** Start of Record set **

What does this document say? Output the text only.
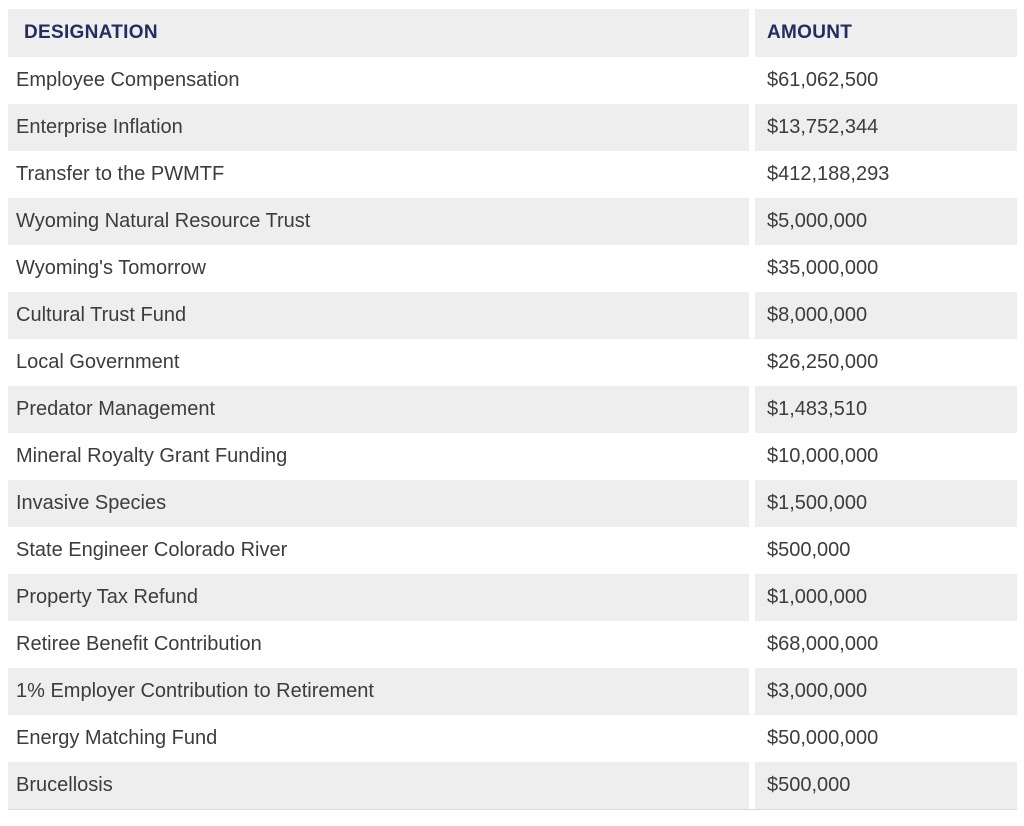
DESIGNATION	AMOUNT
Employee Compensation	$61,062,500
Enterprise Inflation	$13,752,344
Transfer to the PWMTF	$412,188,293
Wyoming Natural Resource Trust	$5,000,000
Wyoming's Tomorrow	$35,000,000
Cultural Trust Fund	$8,000,000
Local Government	$26,250,000
Predator Management	$1,483,510
Mineral Royalty Grant Funding	$10,000,000
Invasive Species	$1,500,000
State Engineer Colorado River	$500,000
Property Tax Refund	$1,000,000
Retiree Benefit Contribution	$68,000,000
1% Employer Contribution to Retirement	$3,000,000
Energy Matching Fund	$50,000,000
Brucellosis	$500,000
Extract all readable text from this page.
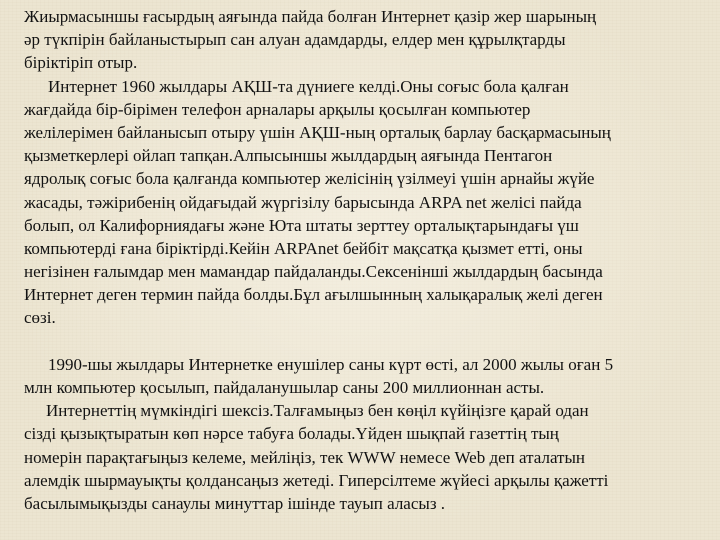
Жиырмасыншы ғасырдың аяғында пайда болған Интернет қазір жер шарының
әр түкпірін байланыстырып сан алуан адамдарды, елдер мен құрылқтарды
біріктіріп отыр.

Интернет 1960 жылдары АҚШ-та дүниеге келді.Оны соғыс бола қалған
жағдайда бір-бірімен телефон арналары арқылы қосылған компьютер
желілерімен байланысып отыру үшін АҚШ-ның орталық барлау басқармасының
қызметкерлері ойлап тапқан.Алпысыншы жылдардың аяғында Пентагон
ядролық соғыс бола қалғанда компьютер желісінің үзілмеуі үшін арнайы жүйе
жасады, тәжірибенің ойдағыдай жүргізілу барысында ARPA net желісі пайда
болып, ол Калифорниядағы және Юта штаты зерттеу орталықтарындағы үш
компьютерді ғана біріктірді.Кейін ARPAnet бейбіт мақсатқа қызмет етті, оны
негізінен ғалымдар мен мамандар пайдаланды.Сексенінші жылдардың басында
Интернет деген термин пайда болды.Бұл ағылшынның халықаралық желі деген
сөзі.

1990-шы жылдары Интернетке енушілер саны күрт өсті, ал 2000 жылы оған 5
млн компьютер қосылып, пайдаланушылар саны 200 миллионнан асты.

Интернеттің мүмкіндігі шексіз.Талғамыңыз бен көңіл күйіңізге қарай одан
сізді қызықтыратын көп нәрсе табуға болады.Үйден шықпай газеттің тың
номерін парақтағыңыз келеме, мейліңіз, тек WWW немесе Web деп аталатын
алемдік шырмауықты қолдансаңыз жетеді. Гиперсілтеме жүйесі арқылы қажетті
басылымықызды санаулы минуттар ішінде тауып аласыз .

** End of Record set **

**Short exercise**
Pick out all lines containing the string "саны".

**Answer to this problem**
1990-шы жылдары Интернетке енушілер саны күрт өсті, ал 2000 жылы оған 5
млн компьютер қосылып, пайдаланушылар саны 200 миллионнан асты.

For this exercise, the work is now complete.